### Required work:
Within this material, how many lines have the string "工业设计" in them? The answer is a number, with nothing added.

** START Record excerpts **

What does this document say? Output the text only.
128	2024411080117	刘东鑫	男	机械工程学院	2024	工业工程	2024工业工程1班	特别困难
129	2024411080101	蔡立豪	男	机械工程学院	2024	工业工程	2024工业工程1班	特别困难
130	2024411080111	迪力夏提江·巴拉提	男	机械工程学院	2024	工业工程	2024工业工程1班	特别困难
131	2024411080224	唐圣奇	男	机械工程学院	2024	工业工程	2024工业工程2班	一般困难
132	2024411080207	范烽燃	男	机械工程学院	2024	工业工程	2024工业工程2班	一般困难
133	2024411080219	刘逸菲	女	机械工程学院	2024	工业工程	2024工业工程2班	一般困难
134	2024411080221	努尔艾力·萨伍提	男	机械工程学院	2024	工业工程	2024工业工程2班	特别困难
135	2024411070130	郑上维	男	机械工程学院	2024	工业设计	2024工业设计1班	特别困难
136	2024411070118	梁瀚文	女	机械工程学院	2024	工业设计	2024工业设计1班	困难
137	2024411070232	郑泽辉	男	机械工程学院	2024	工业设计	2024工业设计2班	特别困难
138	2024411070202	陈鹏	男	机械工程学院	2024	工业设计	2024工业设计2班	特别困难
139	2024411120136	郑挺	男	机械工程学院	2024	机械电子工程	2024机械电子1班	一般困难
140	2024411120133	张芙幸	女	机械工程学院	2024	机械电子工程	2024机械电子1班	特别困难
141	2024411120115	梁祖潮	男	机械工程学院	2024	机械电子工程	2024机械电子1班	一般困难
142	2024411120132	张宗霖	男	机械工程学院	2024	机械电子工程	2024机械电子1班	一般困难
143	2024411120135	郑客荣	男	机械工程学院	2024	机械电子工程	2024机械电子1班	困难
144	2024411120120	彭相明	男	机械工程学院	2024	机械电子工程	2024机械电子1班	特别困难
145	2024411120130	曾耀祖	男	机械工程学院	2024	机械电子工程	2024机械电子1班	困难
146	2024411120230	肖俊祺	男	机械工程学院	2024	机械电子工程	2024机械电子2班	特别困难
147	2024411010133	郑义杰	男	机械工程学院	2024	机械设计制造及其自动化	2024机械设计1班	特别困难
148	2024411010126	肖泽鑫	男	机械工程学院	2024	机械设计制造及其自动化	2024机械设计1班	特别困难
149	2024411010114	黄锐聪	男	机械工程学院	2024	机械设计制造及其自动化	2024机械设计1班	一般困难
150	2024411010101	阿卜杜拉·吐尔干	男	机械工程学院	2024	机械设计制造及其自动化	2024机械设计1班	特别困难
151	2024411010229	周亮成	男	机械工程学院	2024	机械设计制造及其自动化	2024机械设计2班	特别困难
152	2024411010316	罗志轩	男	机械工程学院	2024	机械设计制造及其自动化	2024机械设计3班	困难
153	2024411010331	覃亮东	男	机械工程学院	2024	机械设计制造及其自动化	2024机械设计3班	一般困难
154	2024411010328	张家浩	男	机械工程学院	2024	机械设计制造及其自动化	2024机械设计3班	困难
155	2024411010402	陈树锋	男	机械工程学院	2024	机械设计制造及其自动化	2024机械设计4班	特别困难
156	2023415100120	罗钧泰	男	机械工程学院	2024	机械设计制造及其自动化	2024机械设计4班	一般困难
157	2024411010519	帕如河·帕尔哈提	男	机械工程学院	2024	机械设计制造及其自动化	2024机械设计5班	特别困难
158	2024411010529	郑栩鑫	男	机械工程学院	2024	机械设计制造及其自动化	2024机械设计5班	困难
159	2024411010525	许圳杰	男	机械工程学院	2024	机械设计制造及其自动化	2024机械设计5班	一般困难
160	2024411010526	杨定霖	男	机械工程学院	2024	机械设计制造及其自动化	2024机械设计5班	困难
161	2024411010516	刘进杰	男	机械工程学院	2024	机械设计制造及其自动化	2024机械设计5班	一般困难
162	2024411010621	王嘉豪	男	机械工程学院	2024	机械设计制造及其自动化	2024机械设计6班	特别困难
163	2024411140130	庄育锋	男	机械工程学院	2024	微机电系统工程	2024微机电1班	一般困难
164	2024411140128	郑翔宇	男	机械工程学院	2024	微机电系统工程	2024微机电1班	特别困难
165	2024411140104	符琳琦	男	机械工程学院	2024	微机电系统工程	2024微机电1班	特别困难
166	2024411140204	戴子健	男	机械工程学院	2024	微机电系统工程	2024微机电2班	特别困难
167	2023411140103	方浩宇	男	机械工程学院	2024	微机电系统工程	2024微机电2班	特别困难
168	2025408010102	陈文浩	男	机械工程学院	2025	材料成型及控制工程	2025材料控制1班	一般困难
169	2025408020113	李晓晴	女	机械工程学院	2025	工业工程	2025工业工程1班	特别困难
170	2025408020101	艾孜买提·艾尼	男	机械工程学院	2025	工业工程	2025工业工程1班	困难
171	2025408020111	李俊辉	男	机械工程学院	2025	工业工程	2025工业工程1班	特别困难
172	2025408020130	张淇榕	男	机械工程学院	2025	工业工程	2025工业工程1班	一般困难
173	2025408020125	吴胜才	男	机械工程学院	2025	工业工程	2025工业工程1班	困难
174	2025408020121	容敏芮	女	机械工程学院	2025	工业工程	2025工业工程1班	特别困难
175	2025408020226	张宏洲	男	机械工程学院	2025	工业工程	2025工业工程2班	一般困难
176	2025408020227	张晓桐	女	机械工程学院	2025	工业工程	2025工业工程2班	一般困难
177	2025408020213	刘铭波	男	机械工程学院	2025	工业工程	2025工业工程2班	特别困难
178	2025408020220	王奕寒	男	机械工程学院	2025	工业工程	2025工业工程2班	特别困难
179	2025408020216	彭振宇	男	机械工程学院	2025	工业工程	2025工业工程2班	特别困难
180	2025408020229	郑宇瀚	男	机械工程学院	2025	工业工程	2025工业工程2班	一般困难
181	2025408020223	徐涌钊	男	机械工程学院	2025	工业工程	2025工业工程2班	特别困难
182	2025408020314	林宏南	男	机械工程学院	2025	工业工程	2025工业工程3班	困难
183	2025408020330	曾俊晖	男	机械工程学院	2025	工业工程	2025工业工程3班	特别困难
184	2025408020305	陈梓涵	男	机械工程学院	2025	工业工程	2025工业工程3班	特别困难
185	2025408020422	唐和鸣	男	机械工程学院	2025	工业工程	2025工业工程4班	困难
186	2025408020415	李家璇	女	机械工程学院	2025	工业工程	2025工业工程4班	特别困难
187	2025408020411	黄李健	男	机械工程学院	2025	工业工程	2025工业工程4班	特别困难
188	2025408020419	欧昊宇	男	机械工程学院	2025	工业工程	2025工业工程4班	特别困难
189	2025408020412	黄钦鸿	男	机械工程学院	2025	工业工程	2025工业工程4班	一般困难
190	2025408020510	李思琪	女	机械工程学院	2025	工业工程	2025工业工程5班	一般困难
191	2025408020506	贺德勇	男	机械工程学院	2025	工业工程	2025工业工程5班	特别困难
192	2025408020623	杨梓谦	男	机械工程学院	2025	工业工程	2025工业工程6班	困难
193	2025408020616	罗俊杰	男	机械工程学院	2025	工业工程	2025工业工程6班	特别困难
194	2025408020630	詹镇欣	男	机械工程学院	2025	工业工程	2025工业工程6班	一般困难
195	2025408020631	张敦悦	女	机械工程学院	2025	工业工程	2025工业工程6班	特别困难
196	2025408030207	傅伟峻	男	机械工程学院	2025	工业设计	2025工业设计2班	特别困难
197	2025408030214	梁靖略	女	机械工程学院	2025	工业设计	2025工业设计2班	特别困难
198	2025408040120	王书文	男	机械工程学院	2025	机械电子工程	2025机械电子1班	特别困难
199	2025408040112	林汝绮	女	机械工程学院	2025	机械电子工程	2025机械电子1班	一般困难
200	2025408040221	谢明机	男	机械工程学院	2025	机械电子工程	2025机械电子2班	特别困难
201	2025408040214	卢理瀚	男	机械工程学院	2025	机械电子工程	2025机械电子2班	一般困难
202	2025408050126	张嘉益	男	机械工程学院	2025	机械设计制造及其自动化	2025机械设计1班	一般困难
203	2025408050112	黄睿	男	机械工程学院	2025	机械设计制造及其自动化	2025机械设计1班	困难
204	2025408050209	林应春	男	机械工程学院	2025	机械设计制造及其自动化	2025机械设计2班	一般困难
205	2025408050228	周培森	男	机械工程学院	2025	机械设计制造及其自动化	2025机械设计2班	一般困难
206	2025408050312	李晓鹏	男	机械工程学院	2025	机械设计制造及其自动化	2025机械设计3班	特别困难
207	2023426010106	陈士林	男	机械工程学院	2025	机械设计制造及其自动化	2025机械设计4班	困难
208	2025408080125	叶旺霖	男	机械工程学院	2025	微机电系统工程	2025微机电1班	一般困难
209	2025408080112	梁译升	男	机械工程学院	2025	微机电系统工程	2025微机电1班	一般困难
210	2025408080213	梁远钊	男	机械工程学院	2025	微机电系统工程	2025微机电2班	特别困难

** END Record excerpts **

### Exercise answer:
6